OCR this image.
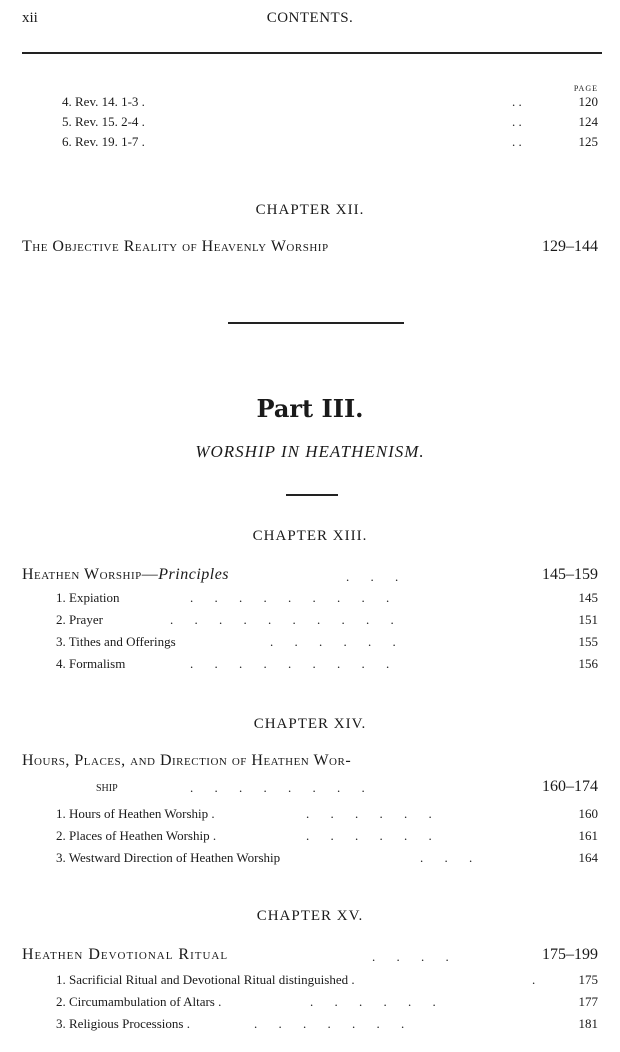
xii	CONTENTS.
PAGE
4. Rev. 14. 1-3 .	. .	120
5. Rev. 15. 2-4 .	. .	124
6. Rev. 19. 1-7 .	. .	125
CHAPTER XII.
The Objective Reality of Heavenly Worship	129–144
Part III.
WORSHIP IN HEATHENISM.
CHAPTER XIII.
Heathen Worship—Principles	. . .	145–159
1. Expiation	. . . . . . . . .	145
2. Prayer	. . . . . . . . . .	151
3. Tithes and Offerings	. . . . . .	155
4. Formalism	. . . . . . . . .	156
CHAPTER XIV.
Hours, Places, and Direction of Heathen Wor-
ship	. . . . . . . .	160–174
1. Hours of Heathen Worship .	. . . . . .	160
2. Places of Heathen Worship .	. . . . . .	161
3. Westward Direction of Heathen Worship	. . .	164
CHAPTER XV.
Heathen Devotional Ritual	. . . .	175–199
1. Sacrificial Ritual and Devotional Ritual distinguished .	.	175
2. Circumambulation of Altars .	. . . . . .	177
3. Religious Processions .	. . . . . . .	181
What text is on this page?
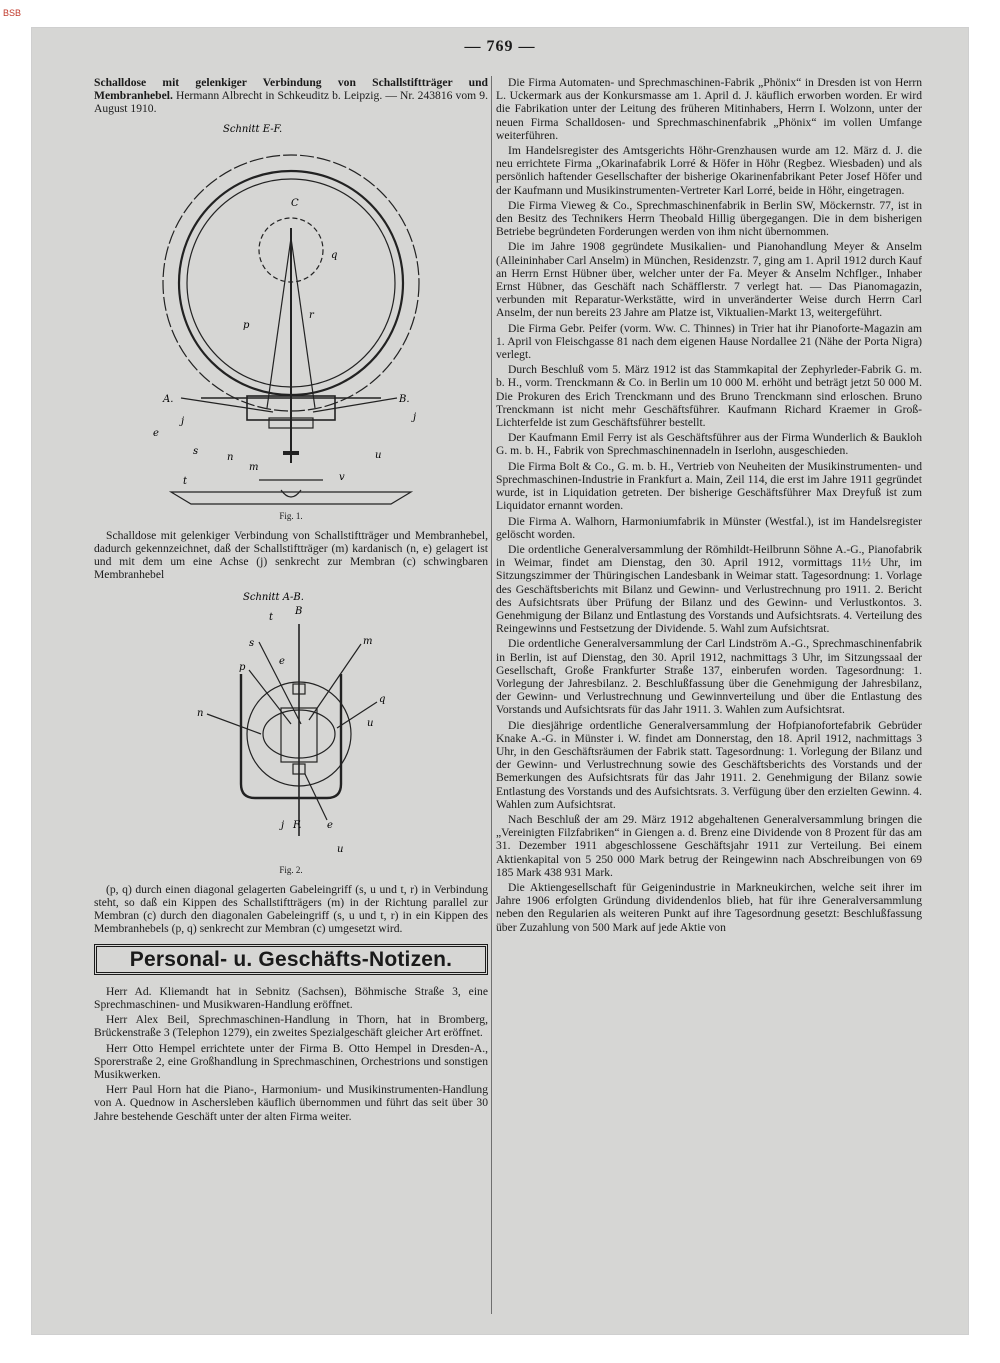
BSB
— 769 —

Schalldose mit gelenkiger Verbindung von Schallstiftträger und Membranhebel. Hermann Albrecht in Schkeuditz b. Leipzig. — Nr. 243816 vom 9. August 1910.

Schnitt E-F.
C
q
p
r
A.	B.
j
e
j
s
m
n
t
u
v
Fig. 1.

Schalldose mit gelenkiger Verbindung von Schallstiftträger und Membranhebel, dadurch gekennzeichnet, daß der Schallstiftträger (m) kardanisch (n, e) gelagert ist und mit dem um eine Achse (j) senkrecht zur Membran (c) schwingbaren Membranhebel

Schnitt A-B.
t
B
s
p
e
m
q
n
u
j F.	e
u
Fig. 2.

(p, q) durch einen diagonal gelagerten Gabeleingriff (s, u und t, r) in Verbindung steht, so daß ein Kippen des Schallstiftträgers (m) in der Richtung parallel zur Membran (c) durch den diagonalen Gabeleingriff (s, u und t, r) in ein Kippen des Membranhebels (p, q) senkrecht zur Membran (c) umgesetzt wird.

Personal- u. Geschäfts-Notizen.

Herr Ad. Kliemandt hat in Sebnitz (Sachsen), Böhmische Straße 3, eine Sprechmaschinen- und Musikwaren-Handlung eröffnet.

Herr Alex Beil, Sprechmaschinen-Handlung in Thorn, hat in Bromberg, Brückenstraße 3 (Telephon 1279), ein zweites Spezialgeschäft gleicher Art eröffnet.

Herr Otto Hempel errichtete unter der Firma B. Otto Hempel in Dresden-A., Sporerstraße 2, eine Großhandlung in Sprechmaschinen, Orchestrions und sonstigen Musikwerken.

Herr Paul Horn hat die Piano-, Harmonium- und Musikinstrumenten-Handlung von A. Quednow in Aschersleben käuflich übernommen und führt das seit über 30 Jahre bestehende Geschäft unter der alten Firma weiter.

Die Firma Automaten- und Sprechmaschinen-Fabrik „Phönix“ in Dresden ist von Herrn L. Uckermark aus der Konkursmasse am 1. April d. J. käuflich erworben worden. Er wird die Fabrikation unter der Leitung des früheren Mitinhabers, Herrn I. Wolzonn, unter der neuen Firma Schalldosen- und Sprechmaschinenfabrik „Phönix“ im vollen Umfange weiterführen.

Im Handelsregister des Amtsgerichts Höhr-Grenzhausen wurde am 12. März d. J. die neu errichtete Firma „Okarinafabrik Lorré & Höfer in Höhr (Regbez. Wiesbaden) und als persönlich haftender Gesellschafter der bisherige Okarinenfabrikant Peter Josef Höfer und der Kaufmann und Musikinstrumenten-Vertreter Karl Lorré, beide in Höhr, eingetragen.

Die Firma Vieweg & Co., Sprechmaschinenfabrik in Berlin SW, Möckernstr. 77, ist in den Besitz des Technikers Herrn Theobald Hillig übergegangen. Die in dem bisherigen Betriebe begründeten Forderungen werden von ihm nicht übernommen.

Die im Jahre 1908 gegründete Musikalien- und Pianohandlung Meyer & Anselm (Alleininhaber Carl Anselm) in München, Residenzstr. 7, ging am 1. April 1912 durch Kauf an Herrn Ernst Hübner über, welcher unter der Fa. Meyer & Anselm Nchflger., Inhaber Ernst Hübner, das Geschäft nach Schäfflerstr. 7 verlegt hat. — Das Pianomagazin, verbunden mit Reparatur-Werkstätte, wird in unveränderter Weise durch Herrn Carl Anselm, der nun bereits 23 Jahre am Platze ist, Viktualien-Markt 13, weitergeführt.

Die Firma Gebr. Peifer (vorm. Ww. C. Thinnes) in Trier hat ihr Pianoforte-Magazin am 1. April von Fleischgasse 81 nach dem eigenen Hause Nordallee 21 (Nähe der Porta Nigra) verlegt.

Durch Beschluß vom 5. März 1912 ist das Stammkapital der Zephyrleder-Fabrik G. m. b. H., vorm. Trenckmann & Co. in Berlin um 10 000 M. erhöht und beträgt jetzt 50 000 M. Die Prokuren des Erich Trenckmann und des Bruno Trenckmann sind erloschen. Bruno Trenckmann ist nicht mehr Geschäftsführer. Kaufmann Richard Kraemer in Groß-Lichterfelde ist zum Geschäftsführer bestellt.

Der Kaufmann Emil Ferry ist als Geschäftsführer aus der Firma Wunderlich & Baukloh G. m. b. H., Fabrik von Sprechmaschinennadeln in Iserlohn, ausgeschieden.

Die Firma Bolt & Co., G. m. b. H., Vertrieb von Neuheiten der Musikinstrumenten- und Sprechmaschinen-Industrie in Frankfurt a. Main, Zeil 114, die erst im Jahre 1911 gegründet wurde, ist in Liquidation getreten. Der bisherige Geschäftsführer Max Dreyfuß ist zum Liquidator ernannt worden.

Die Firma A. Walhorn, Harmoniumfabrik in Münster (Westfal.), ist im Handelsregister gelöscht worden.

Die ordentliche Generalversammlung der Römhildt-Heilbrunn Söhne A.-G., Pianofabrik in Weimar, findet am Dienstag, den 30. April 1912, vormittags 11½ Uhr, im Sitzungszimmer der Thüringischen Landesbank in Weimar statt. Tagesordnung: 1. Vorlage des Geschäftsberichts mit Bilanz und Gewinn- und Verlustrechnung pro 1911. 2. Bericht des Aufsichtsrats über Prüfung der Bilanz und des Gewinn- und Verlustkontos. 3. Genehmigung der Bilanz und Entlastung des Vorstands und Aufsichtsrats. 4. Verteilung des Reingewinns und Festsetzung der Dividende. 5. Wahl zum Aufsichtsrat.

Die ordentliche Generalversammlung der Carl Lindström A.-G., Sprechmaschinenfabrik in Berlin, ist auf Dienstag, den 30. April 1912, nachmittags 3 Uhr, im Sitzungssaal der Gesellschaft, Große Frankfurter Straße 137, einberufen worden. Tagesordnung: 1. Vorlegung der Jahresbilanz. 2. Beschlußfassung über die Genehmigung der Jahresbilanz, der Gewinn- und Verlustrechnung und Gewinnverteilung und über die Entlastung des Vorstands und Aufsichtsrats für das Jahr 1911. 3. Wahlen zum Aufsichtsrat.

Die diesjährige ordentliche Generalversammlung der Hofpianofortefabrik Gebrüder Knake A.-G. in Münster i. W. findet am Donnerstag, den 18. April 1912, nachmittags 3 Uhr, in den Geschäftsräumen der Fabrik statt. Tagesordnung: 1. Vorlegung der Bilanz und der Gewinn- und Verlustrechnung sowie des Geschäftsberichts des Vorstands und der Bemerkungen des Aufsichtsrats für das Jahr 1911. 2. Genehmigung der Bilanz sowie Entlastung des Vorstands und des Aufsichtsrats. 3. Verfügung über den erzielten Gewinn. 4. Wahlen zum Aufsichtsrat.

Nach Beschluß der am 29. März 1912 abgehaltenen Generalversammlung bringen die „Vereinigten Filzfabriken“ in Giengen a. d. Brenz eine Dividende von 8 Prozent für das am 31. Dezember 1911 abgeschlossene Geschäftsjahr 1911 zur Verteilung. Bei einem Aktienkapital von 5 250 000 Mark betrug der Reingewinn nach Abschreibungen von 69 185 Mark 438 931 Mark.

Die Aktiengesellschaft für Geigenindustrie in Markneukirchen, welche seit ihrer im Jahre 1906 erfolgten Gründung dividendenlos blieb, hat für ihre Generalversammlung neben den Regularien als weiteren Punkt auf ihre Tagesordnung gesetzt: Beschlußfassung über Zuzahlung von 500 Mark auf jede Aktie von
····················
• _SET TASK_
Give only the number of lines above that hold the string "Places".

• _THE ANSWER_
2